===== Record set

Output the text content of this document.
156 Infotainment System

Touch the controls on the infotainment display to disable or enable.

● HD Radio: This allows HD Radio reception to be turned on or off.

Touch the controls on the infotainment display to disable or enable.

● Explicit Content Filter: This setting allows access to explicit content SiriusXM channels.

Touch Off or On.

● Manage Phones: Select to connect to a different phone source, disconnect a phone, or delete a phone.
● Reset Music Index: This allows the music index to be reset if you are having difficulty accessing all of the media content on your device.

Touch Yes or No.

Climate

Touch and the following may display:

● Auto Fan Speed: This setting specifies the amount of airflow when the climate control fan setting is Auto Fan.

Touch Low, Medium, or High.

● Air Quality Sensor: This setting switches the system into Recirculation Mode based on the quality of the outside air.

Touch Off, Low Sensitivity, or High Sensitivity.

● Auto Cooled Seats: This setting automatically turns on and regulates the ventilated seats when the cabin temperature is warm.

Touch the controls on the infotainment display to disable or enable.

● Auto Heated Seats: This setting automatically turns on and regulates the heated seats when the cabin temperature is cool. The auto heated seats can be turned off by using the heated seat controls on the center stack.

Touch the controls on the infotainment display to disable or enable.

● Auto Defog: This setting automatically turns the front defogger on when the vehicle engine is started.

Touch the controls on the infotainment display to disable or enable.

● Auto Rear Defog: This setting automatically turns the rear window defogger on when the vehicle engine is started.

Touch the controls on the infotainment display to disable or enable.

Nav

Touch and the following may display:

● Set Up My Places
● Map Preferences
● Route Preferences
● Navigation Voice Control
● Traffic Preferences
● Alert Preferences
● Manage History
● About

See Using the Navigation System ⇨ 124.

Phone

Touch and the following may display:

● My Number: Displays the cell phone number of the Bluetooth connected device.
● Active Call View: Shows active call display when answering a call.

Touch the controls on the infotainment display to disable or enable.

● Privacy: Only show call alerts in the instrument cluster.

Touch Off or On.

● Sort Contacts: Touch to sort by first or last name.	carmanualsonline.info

==========

# [Set problem]
Scan the material above. Return every line containing the string "engine".

# [Task solution]
● Auto Defog: This setting automatically turns the front defogger on when the vehicle engine is started.
● Auto Rear Defog: This setting automatically turns the rear window defogger on when the vehicle engine is started.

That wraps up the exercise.